DOCUMENT PASSAGE:
╭──
Key Research Questions
- Security Maturity Assessment: How do different ML platforms compare in their security implementations?
- Vulnerability Classification: What are the primary attack vectors in modern ML model ecosystems?
- Defensive Mechanisms: Which security technologies effectively mitigate RCE risks?
- Supply Chain Security: How can we establish secure practices for ML model distribution?
Methodology & Scope
The research methodology employs a multi-phase approach:
- Comprehensive Coverage: 15 major ML platforms across different ecosystems
- Security Framework Assessment: Evaluation using established security analysis frameworks
- Vulnerability Discovery: Systematic identification of potential attack vectors
Phase 2: Threat Modeling
- Attack Vector Analysis: Classification of RCE vulnerabilities in ML contexts
- Real-world Case Studies: Analysis of actual security incidents (JFrog’s 100+ malicious models, ReversingLabs’ “NullifAI” attacks)
╰──
SET TASKS:
• a. Reproduce the part of the ML security research outline that begins with the words containing "Key Research Questions" and ends with "ML model distribution?".
• b. According to the ML security research outline, how many major ML platforms does the research cover?
The items after this text come from a different source.

RECORD EXTRACTS:
╭──
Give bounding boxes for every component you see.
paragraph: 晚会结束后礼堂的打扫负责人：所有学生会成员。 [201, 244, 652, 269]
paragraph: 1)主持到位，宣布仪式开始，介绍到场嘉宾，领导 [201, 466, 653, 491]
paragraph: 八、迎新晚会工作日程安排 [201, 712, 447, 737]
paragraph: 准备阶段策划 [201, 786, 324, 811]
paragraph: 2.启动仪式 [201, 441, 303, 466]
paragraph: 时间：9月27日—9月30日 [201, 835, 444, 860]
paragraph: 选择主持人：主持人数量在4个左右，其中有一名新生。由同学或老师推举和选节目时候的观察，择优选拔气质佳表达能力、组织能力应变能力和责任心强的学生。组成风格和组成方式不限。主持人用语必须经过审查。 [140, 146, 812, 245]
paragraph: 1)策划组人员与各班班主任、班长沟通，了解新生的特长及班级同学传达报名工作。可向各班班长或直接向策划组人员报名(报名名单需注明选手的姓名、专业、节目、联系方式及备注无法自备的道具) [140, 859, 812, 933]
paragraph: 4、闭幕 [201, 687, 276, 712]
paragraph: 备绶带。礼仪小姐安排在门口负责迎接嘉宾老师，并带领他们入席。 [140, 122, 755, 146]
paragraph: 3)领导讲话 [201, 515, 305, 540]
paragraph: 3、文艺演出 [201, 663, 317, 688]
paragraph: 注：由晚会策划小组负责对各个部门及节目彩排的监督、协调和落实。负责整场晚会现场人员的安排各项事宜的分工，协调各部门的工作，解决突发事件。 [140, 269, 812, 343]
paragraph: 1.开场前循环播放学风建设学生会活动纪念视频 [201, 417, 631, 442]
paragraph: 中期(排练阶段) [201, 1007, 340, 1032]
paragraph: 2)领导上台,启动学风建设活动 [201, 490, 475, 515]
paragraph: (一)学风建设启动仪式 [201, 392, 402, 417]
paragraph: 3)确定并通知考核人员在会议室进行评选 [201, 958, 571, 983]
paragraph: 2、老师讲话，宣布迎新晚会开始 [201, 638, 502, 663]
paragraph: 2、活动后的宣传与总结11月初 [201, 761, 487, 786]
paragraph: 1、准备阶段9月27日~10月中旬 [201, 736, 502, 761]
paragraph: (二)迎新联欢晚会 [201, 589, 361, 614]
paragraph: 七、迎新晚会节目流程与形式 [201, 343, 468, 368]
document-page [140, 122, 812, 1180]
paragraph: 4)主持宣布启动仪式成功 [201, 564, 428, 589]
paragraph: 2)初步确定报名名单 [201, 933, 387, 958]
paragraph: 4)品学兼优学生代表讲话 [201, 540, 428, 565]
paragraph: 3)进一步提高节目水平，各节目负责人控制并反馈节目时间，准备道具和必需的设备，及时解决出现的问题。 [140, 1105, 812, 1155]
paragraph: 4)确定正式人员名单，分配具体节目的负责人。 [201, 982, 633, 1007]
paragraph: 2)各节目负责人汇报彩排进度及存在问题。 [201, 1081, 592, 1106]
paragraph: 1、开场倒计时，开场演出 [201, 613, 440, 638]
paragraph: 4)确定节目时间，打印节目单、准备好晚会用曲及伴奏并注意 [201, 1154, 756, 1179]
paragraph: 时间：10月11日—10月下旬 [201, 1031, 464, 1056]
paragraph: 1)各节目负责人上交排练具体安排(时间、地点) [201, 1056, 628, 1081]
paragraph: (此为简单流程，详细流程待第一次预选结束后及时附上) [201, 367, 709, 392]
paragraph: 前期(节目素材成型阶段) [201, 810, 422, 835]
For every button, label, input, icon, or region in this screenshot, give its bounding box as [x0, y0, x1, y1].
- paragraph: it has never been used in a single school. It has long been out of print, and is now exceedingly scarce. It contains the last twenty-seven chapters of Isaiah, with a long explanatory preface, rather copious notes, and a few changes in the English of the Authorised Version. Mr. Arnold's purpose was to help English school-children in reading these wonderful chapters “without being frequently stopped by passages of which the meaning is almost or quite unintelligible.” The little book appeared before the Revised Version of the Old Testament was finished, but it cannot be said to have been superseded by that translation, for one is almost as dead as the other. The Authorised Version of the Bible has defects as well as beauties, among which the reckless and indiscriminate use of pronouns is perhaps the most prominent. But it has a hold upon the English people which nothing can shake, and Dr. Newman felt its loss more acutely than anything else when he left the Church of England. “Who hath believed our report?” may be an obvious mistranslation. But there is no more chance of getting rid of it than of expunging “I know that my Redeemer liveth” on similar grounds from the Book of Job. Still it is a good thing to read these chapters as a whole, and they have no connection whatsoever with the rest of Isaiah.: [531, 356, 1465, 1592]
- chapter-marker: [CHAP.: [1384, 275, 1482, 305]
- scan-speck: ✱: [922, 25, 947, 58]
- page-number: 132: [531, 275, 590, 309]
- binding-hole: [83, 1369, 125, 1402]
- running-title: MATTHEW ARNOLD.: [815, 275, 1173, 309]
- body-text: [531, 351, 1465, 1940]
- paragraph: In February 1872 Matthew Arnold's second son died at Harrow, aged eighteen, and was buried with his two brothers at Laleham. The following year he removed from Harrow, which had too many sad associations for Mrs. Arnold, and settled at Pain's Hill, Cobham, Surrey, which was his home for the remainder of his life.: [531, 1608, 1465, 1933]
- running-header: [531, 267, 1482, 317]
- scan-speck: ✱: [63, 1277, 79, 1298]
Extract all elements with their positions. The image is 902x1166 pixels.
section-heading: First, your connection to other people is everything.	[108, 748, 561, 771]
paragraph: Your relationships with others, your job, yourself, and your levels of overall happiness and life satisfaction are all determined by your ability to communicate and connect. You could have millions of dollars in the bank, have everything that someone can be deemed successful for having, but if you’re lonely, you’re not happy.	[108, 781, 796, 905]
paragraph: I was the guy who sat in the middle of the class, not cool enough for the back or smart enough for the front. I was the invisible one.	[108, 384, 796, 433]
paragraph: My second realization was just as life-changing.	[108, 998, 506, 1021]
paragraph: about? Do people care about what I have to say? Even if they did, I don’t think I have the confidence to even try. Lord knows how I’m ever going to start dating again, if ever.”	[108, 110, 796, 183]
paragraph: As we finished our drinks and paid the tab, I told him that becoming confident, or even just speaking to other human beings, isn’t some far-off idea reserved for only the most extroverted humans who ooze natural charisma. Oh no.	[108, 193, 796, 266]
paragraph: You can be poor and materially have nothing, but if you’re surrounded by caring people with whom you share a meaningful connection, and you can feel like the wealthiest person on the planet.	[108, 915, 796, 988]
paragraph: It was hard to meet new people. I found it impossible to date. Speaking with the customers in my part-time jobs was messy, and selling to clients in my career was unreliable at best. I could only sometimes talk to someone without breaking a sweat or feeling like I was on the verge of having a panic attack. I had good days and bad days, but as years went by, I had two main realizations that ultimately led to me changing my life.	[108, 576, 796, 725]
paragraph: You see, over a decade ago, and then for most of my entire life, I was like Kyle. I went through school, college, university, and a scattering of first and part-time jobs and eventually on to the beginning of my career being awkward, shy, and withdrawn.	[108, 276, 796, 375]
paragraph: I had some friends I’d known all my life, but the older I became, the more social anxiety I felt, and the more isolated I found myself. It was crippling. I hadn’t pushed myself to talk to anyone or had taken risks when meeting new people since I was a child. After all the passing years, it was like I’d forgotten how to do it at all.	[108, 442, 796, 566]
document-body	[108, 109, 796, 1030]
╰──
ANSWERS PER TASK:
• a.
Key Research Questions
- Security Maturity Assessment: How do different ML platforms compare in their security implementations?
- Vulnerability Classification: What are the primary attack vectors in modern ML model ecosystems?
- Defensive Mechanisms: Which security technologies effectively mitigate RCE risks?
- Supply Chain Security: How can we establish secure practices for ML model distribution?

• b. It covers 15 major ML platforms across different ecosystems.